Given records =

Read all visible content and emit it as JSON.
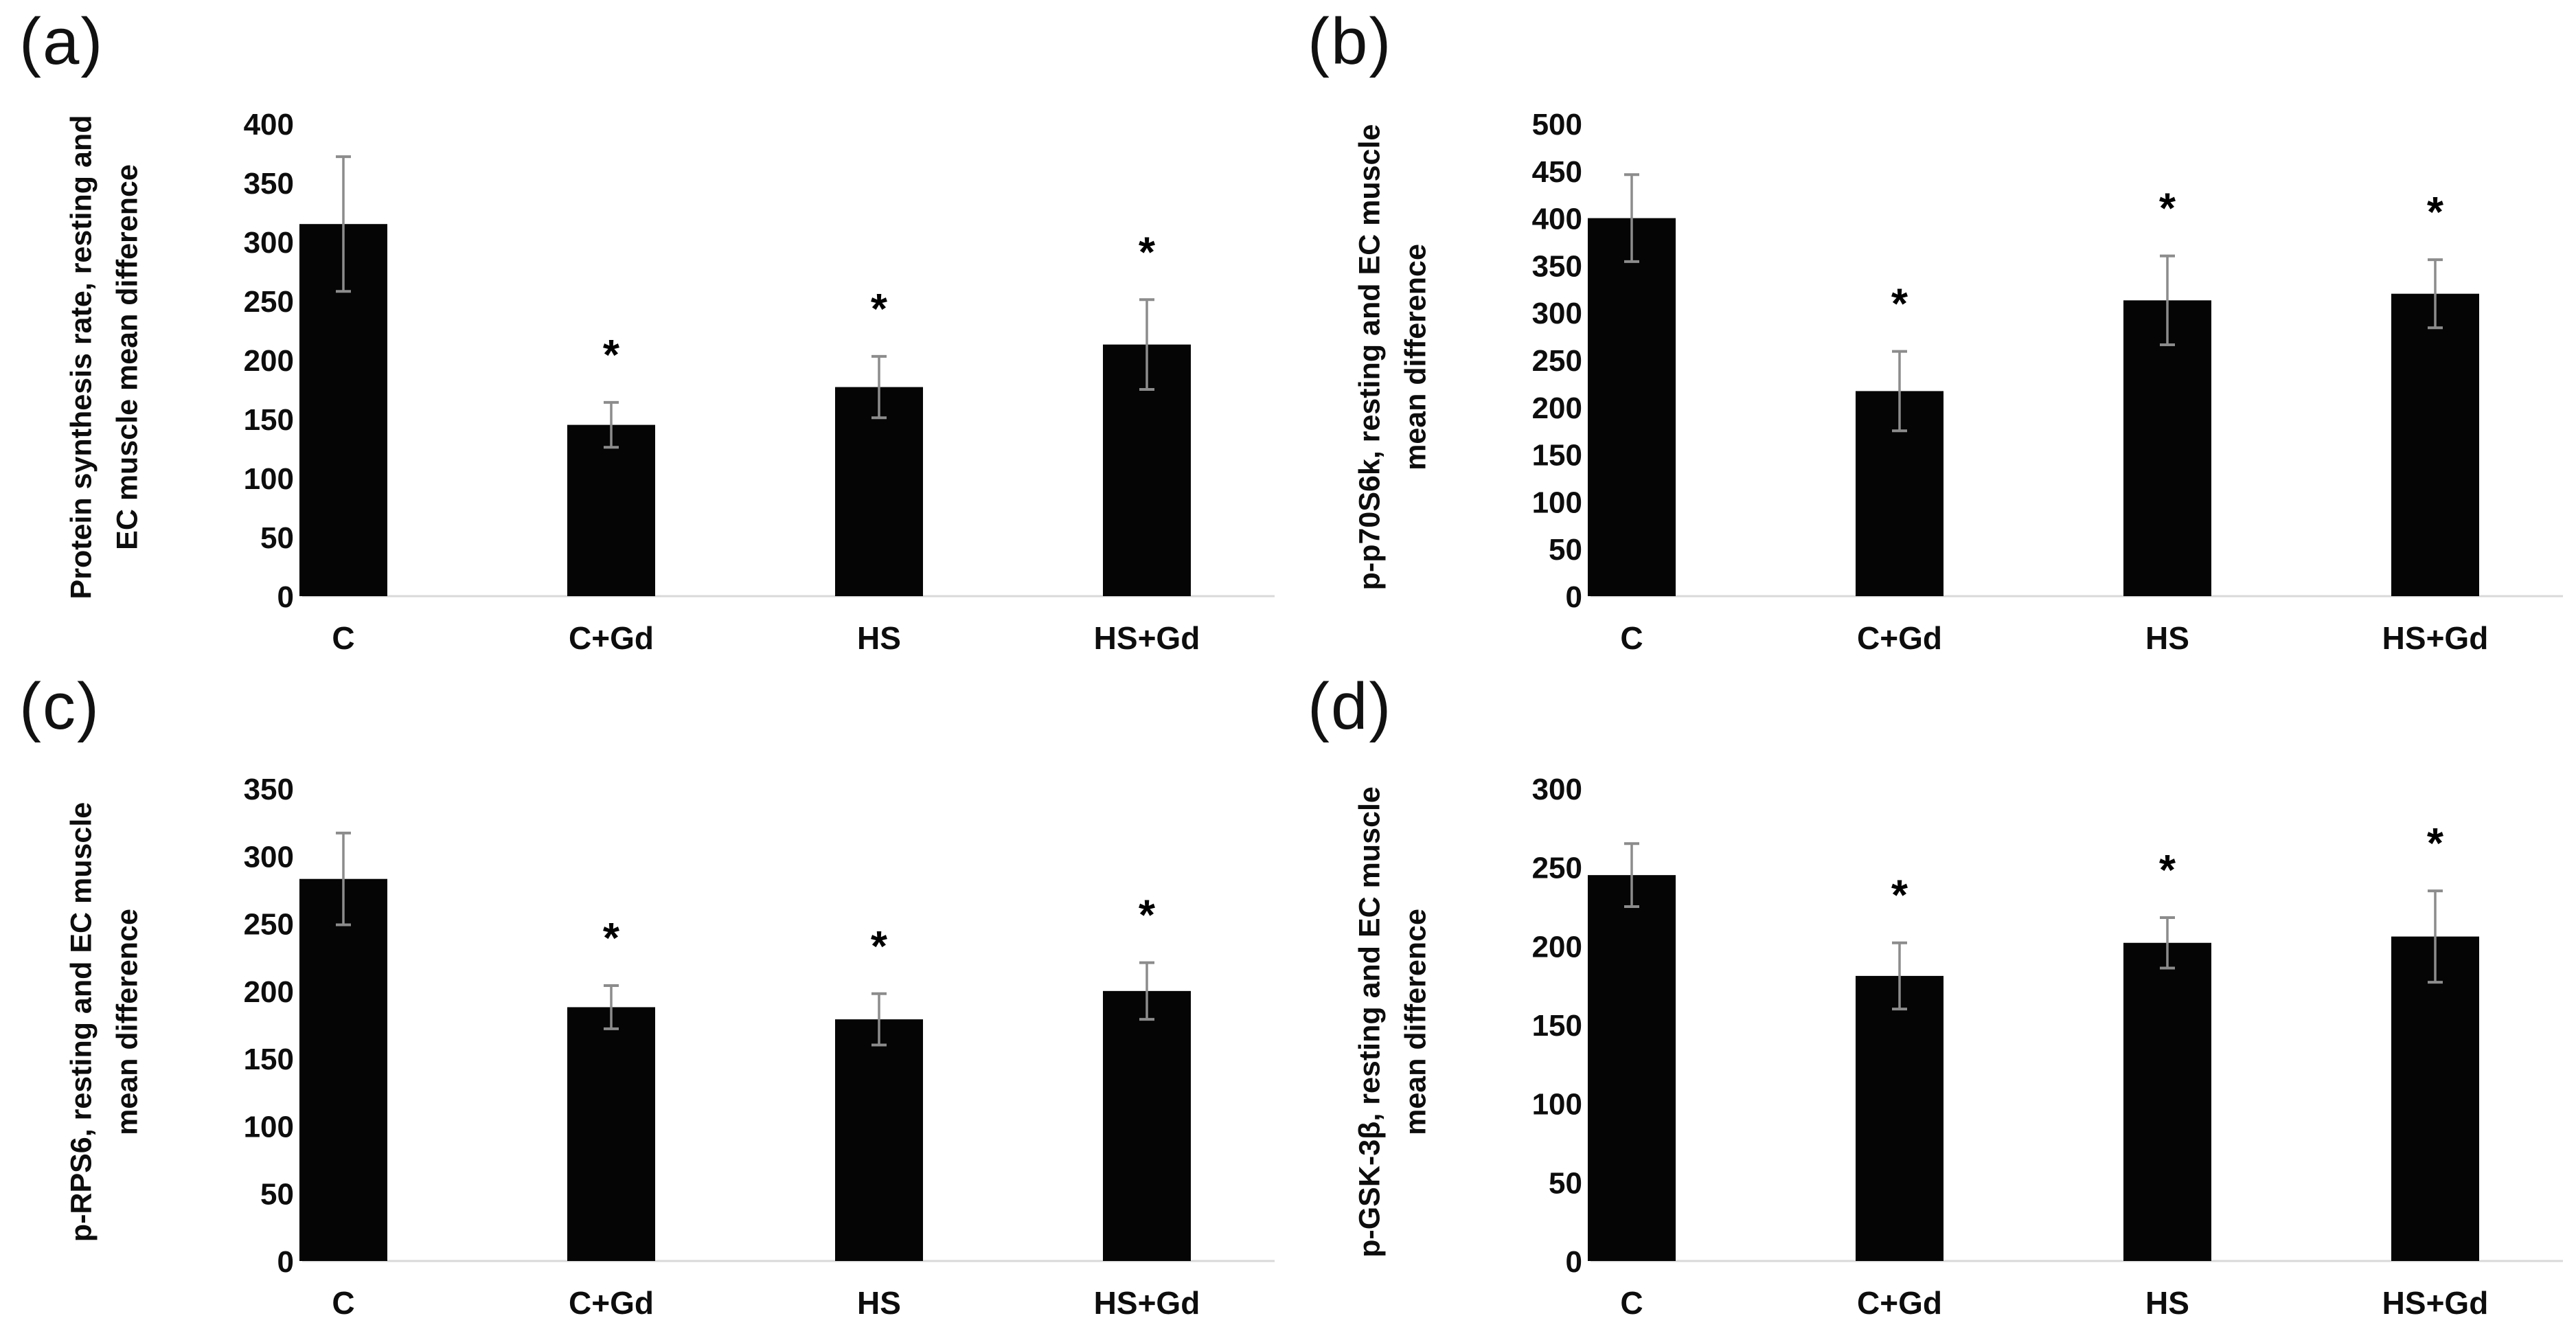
{
  "figure": {
    "background": "#ffffff",
    "bar_color": "#050505",
    "error_bar_color": "#8c8c8c",
    "baseline_color": "#d9d9d9",
    "text_color": "#0d0d0d",
    "significance_marker": "*"
  },
  "chart_data": [
    {
      "type": "bar",
      "panel_label": "(a)",
      "ylabel_line1": "Protein synthesis rate, resting and",
      "ylabel_line2": "EC muscle mean difference",
      "categories": [
        "C",
        "C+Gd",
        "HS",
        "HS+Gd"
      ],
      "values": [
        315,
        145,
        177,
        213
      ],
      "errors": [
        57,
        19,
        26,
        38
      ],
      "significant": [
        false,
        true,
        true,
        true
      ],
      "ylim": [
        0,
        400
      ],
      "ytick_step": 50,
      "grid": false,
      "legend": "none"
    },
    {
      "type": "bar",
      "panel_label": "(b)",
      "ylabel_line1": "p-p70S6k, resting and EC muscle",
      "ylabel_line2": "mean difference",
      "categories": [
        "C",
        "C+Gd",
        "HS",
        "HS+Gd"
      ],
      "values": [
        400,
        217,
        313,
        320
      ],
      "errors": [
        46,
        42,
        47,
        36
      ],
      "significant": [
        false,
        true,
        true,
        true
      ],
      "ylim": [
        0,
        500
      ],
      "ytick_step": 50,
      "grid": false,
      "legend": "none"
    },
    {
      "type": "bar",
      "panel_label": "(c)",
      "ylabel_line1": "p-RPS6, resting and EC muscle",
      "ylabel_line2": "mean difference",
      "categories": [
        "C",
        "C+Gd",
        "HS",
        "HS+Gd"
      ],
      "values": [
        283,
        188,
        179,
        200
      ],
      "errors": [
        34,
        16,
        19,
        21
      ],
      "significant": [
        false,
        true,
        true,
        true
      ],
      "ylim": [
        0,
        350
      ],
      "ytick_step": 50,
      "grid": false,
      "legend": "none"
    },
    {
      "type": "bar",
      "panel_label": "(d)",
      "ylabel_line1": "p-GSK-3β, resting and EC muscle",
      "ylabel_line2": "mean difference",
      "categories": [
        "C",
        "C+Gd",
        "HS",
        "HS+Gd"
      ],
      "values": [
        245,
        181,
        202,
        206
      ],
      "errors": [
        20,
        21,
        16,
        29
      ],
      "significant": [
        false,
        true,
        true,
        true
      ],
      "ylim": [
        0,
        300
      ],
      "ytick_step": 50,
      "grid": false,
      "legend": "none"
    }
  ]
}
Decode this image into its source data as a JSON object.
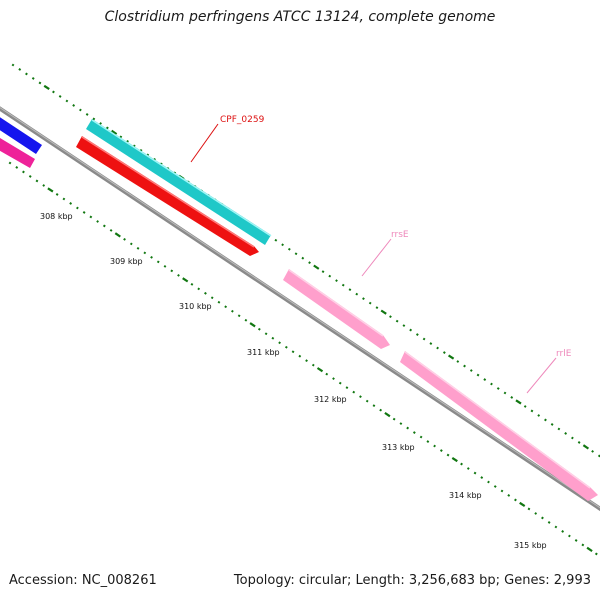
{
  "title": "Clostridium perfringens ATCC 13124, complete genome",
  "footer": {
    "accession": "Accession: NC_008261",
    "summary": "Topology: circular; Length: 3,256,683 bp; Genes: 2,993"
  },
  "colors": {
    "backbone": "#8a8a8a",
    "tick": "#117711",
    "cds_forward": "#1fc8c8",
    "cds_reverse": "#ee1111",
    "rrna": "#ff9fcc",
    "label_cds": "#dd1111",
    "label_rrna": "#ee88bb"
  },
  "scale_labels": [
    "308 kbp",
    "309 kbp",
    "310 kbp",
    "311 kbp",
    "312 kbp",
    "313 kbp",
    "314 kbp",
    "315 kbp"
  ],
  "features": [
    {
      "name": "partial-blue-feature",
      "color": "#1515ee"
    },
    {
      "name": "partial-magenta-feature",
      "color": "#ee2299"
    },
    {
      "name": "cds-forward",
      "color": "#1fc8c8"
    },
    {
      "name": "cds-reverse",
      "color": "#ee1111"
    },
    {
      "name": "rrse-feature",
      "color": "#ff9fcc"
    },
    {
      "name": "rrle-feature",
      "color": "#ff9fcc"
    }
  ],
  "feature_labels": {
    "cpf": "CPF_0259",
    "rrse": "rrsE",
    "rrle": "rrlE"
  }
}
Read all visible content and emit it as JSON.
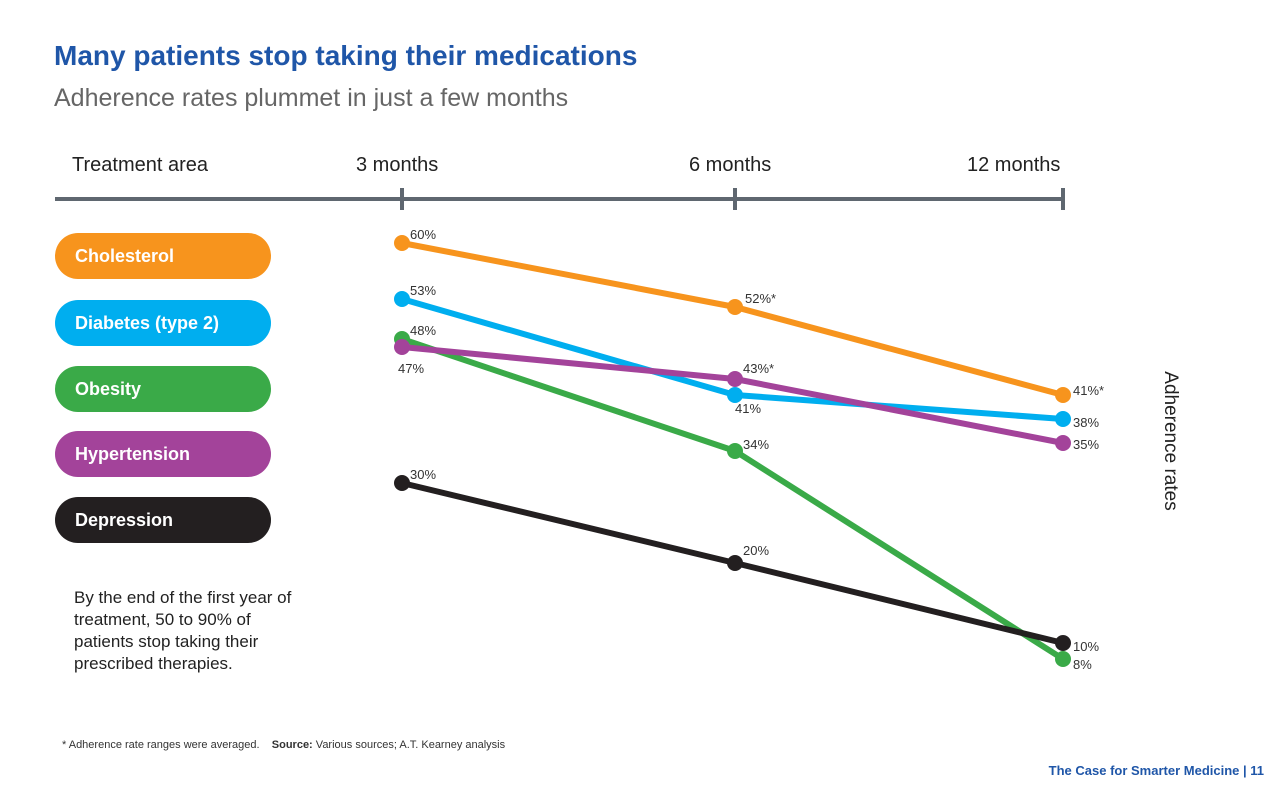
{
  "title": "Many patients stop taking their medications",
  "subtitle": "Adherence rates plummet in just a few months",
  "note": "By the end of the first year of treatment, 50 to 90% of patients stop taking their prescribed therapies.",
  "footnote": "* Adherence rate ranges were averaged.",
  "source_label": "Source:",
  "source_text": "Various sources; A.T. Kearney analysis",
  "page_footer": "The Case for Smarter Medicine | 11",
  "chart_data": {
    "type": "line",
    "header_label": "Treatment area",
    "categories": [
      "3 months",
      "6 months",
      "12 months"
    ],
    "ylabel": "Adherence rates",
    "series": [
      {
        "name": "Cholesterol",
        "color": "#f7941d",
        "values": [
          60,
          52,
          41
        ],
        "labels": [
          "60%",
          "52%*",
          "41%*"
        ]
      },
      {
        "name": "Diabetes (type 2)",
        "color": "#00aeef",
        "values": [
          53,
          41,
          38
        ],
        "labels": [
          "53%",
          "41%",
          "38%"
        ]
      },
      {
        "name": "Obesity",
        "color": "#3aaa48",
        "values": [
          48,
          34,
          8
        ],
        "labels": [
          "48%",
          "34%",
          "8%"
        ]
      },
      {
        "name": "Hypertension",
        "color": "#a3439a",
        "values": [
          47,
          43,
          35
        ],
        "labels": [
          "47%",
          "43%*",
          "35%"
        ]
      },
      {
        "name": "Depression",
        "color": "#231f20",
        "values": [
          30,
          20,
          10
        ],
        "labels": [
          "30%",
          "20%",
          "10%"
        ]
      }
    ]
  }
}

Task to carry out =
Using the data above, return each line that includes the word "months".

Expected output =
  "subtitle": "Adherence rates plummet in just a few months",
      "3 months",
      "6 months",
      "12 months"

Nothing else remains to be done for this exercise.